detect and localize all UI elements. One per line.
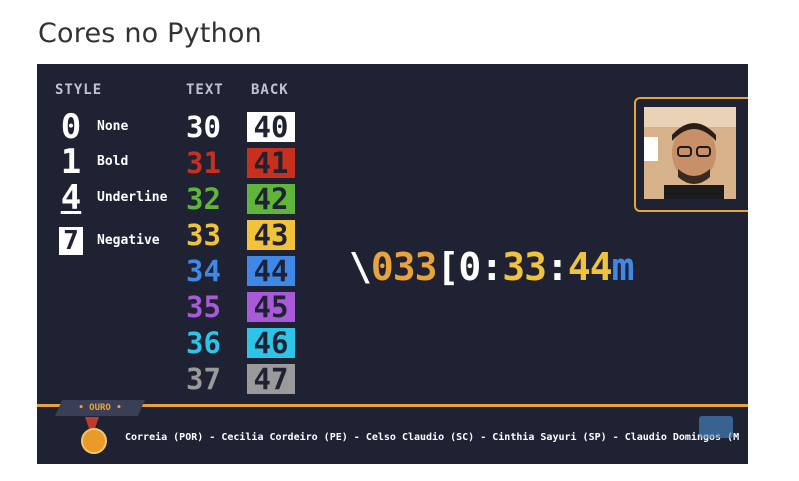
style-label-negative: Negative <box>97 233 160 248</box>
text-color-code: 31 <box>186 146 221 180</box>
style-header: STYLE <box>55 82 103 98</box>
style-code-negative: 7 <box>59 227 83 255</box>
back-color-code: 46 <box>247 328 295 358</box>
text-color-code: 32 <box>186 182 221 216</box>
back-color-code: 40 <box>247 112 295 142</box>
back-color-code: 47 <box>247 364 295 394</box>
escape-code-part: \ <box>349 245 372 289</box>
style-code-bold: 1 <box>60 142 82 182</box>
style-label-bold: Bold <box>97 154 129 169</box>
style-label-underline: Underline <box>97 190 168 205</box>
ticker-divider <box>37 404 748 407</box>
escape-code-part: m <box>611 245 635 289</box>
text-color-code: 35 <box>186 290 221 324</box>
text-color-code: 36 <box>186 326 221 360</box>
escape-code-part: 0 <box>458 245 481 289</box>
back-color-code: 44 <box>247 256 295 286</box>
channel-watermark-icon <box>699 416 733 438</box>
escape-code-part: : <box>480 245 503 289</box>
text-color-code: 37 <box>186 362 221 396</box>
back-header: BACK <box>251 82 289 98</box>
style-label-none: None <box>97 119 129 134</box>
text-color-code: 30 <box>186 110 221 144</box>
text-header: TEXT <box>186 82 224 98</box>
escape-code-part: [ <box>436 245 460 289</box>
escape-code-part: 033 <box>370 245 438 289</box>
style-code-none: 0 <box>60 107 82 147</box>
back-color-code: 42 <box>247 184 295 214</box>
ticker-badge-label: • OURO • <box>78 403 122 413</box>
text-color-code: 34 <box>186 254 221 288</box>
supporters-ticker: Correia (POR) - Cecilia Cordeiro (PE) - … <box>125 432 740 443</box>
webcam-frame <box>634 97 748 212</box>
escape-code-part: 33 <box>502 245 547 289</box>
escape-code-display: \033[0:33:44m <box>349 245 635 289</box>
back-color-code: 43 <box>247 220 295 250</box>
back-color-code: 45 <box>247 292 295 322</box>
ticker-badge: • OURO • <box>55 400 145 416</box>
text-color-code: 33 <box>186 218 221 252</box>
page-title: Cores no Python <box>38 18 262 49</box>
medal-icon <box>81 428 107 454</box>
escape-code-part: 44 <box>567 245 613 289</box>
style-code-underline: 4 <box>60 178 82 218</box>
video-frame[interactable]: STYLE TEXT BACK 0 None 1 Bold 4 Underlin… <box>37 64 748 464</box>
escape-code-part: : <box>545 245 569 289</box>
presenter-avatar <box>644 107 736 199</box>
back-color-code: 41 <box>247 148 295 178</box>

__________

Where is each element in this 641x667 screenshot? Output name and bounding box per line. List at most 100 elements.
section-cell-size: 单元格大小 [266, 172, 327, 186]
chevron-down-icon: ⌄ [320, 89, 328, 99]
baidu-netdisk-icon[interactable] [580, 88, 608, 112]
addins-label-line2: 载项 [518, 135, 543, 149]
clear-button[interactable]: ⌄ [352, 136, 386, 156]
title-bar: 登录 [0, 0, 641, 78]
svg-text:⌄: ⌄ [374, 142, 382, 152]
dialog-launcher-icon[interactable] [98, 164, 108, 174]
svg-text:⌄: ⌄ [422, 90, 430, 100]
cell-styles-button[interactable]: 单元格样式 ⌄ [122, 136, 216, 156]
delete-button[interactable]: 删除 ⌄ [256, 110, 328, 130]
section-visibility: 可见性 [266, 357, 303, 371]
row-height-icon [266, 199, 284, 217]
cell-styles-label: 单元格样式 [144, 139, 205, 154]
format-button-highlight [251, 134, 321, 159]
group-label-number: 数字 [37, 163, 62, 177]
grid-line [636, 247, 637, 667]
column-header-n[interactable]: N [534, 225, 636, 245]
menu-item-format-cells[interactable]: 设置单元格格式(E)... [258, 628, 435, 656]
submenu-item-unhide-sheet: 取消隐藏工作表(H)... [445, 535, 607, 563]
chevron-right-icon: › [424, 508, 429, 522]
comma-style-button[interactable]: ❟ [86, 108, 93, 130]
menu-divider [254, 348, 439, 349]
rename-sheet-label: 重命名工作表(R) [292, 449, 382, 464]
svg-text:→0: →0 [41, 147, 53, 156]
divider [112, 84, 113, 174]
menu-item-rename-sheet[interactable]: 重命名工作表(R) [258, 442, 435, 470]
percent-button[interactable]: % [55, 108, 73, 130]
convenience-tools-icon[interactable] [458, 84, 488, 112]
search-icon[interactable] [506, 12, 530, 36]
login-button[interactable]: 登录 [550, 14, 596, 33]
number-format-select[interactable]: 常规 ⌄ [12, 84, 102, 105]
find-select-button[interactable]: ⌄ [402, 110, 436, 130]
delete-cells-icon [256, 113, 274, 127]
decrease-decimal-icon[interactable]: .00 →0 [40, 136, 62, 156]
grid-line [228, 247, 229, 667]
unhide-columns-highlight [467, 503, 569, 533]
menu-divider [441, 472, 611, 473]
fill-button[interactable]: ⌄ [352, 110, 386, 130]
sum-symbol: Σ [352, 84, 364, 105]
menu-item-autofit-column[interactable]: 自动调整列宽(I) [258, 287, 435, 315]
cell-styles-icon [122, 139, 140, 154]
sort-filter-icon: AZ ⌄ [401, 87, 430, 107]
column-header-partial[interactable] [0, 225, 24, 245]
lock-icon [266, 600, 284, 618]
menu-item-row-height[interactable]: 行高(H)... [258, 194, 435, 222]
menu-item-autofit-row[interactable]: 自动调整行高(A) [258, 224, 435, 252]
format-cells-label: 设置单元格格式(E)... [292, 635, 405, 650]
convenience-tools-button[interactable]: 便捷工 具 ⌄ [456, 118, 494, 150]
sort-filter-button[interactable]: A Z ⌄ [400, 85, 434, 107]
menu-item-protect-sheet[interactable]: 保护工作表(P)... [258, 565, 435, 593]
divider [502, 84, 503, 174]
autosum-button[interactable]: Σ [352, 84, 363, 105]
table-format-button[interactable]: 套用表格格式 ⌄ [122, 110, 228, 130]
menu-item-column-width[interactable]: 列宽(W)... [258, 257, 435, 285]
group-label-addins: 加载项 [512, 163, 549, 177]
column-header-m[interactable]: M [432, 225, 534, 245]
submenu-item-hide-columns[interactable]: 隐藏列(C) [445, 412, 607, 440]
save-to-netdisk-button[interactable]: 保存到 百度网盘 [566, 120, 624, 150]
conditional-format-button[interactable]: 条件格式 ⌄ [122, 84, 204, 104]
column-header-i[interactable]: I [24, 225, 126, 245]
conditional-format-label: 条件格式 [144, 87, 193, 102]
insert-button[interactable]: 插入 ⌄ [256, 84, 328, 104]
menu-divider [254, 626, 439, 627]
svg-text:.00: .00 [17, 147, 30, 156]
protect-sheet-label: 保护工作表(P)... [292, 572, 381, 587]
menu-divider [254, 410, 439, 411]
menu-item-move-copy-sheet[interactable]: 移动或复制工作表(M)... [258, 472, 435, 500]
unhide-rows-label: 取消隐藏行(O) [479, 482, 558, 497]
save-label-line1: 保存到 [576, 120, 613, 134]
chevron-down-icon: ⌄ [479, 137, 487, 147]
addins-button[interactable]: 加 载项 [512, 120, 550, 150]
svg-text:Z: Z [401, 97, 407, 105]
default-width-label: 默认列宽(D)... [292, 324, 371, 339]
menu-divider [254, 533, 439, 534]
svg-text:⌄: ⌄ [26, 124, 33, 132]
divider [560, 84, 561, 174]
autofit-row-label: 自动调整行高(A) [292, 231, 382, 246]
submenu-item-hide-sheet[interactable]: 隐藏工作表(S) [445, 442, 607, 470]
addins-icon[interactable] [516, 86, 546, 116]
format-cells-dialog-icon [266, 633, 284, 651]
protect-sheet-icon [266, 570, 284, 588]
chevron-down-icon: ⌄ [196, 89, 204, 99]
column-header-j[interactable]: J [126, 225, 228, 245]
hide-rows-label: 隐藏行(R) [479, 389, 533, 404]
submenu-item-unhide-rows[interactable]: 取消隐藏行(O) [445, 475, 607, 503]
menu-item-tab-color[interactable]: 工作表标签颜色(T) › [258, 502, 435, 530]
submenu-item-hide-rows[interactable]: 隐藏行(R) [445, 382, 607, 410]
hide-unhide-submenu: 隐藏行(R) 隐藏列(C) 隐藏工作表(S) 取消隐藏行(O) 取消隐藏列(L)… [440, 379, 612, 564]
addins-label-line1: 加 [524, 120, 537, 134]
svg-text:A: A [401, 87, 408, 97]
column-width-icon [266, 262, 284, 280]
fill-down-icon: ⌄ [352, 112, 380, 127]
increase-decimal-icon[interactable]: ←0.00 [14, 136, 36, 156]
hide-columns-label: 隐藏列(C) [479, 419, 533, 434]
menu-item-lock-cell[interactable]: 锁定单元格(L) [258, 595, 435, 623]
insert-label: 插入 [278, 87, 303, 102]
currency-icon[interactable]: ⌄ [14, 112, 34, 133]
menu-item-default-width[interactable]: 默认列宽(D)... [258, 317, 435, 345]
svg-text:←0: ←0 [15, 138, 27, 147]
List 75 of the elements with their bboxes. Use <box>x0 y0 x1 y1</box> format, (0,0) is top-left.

__________

**What to work on**
How many lines of the material above contain the string "negative"? Reply with the number alone.

**Answer to the problem**
2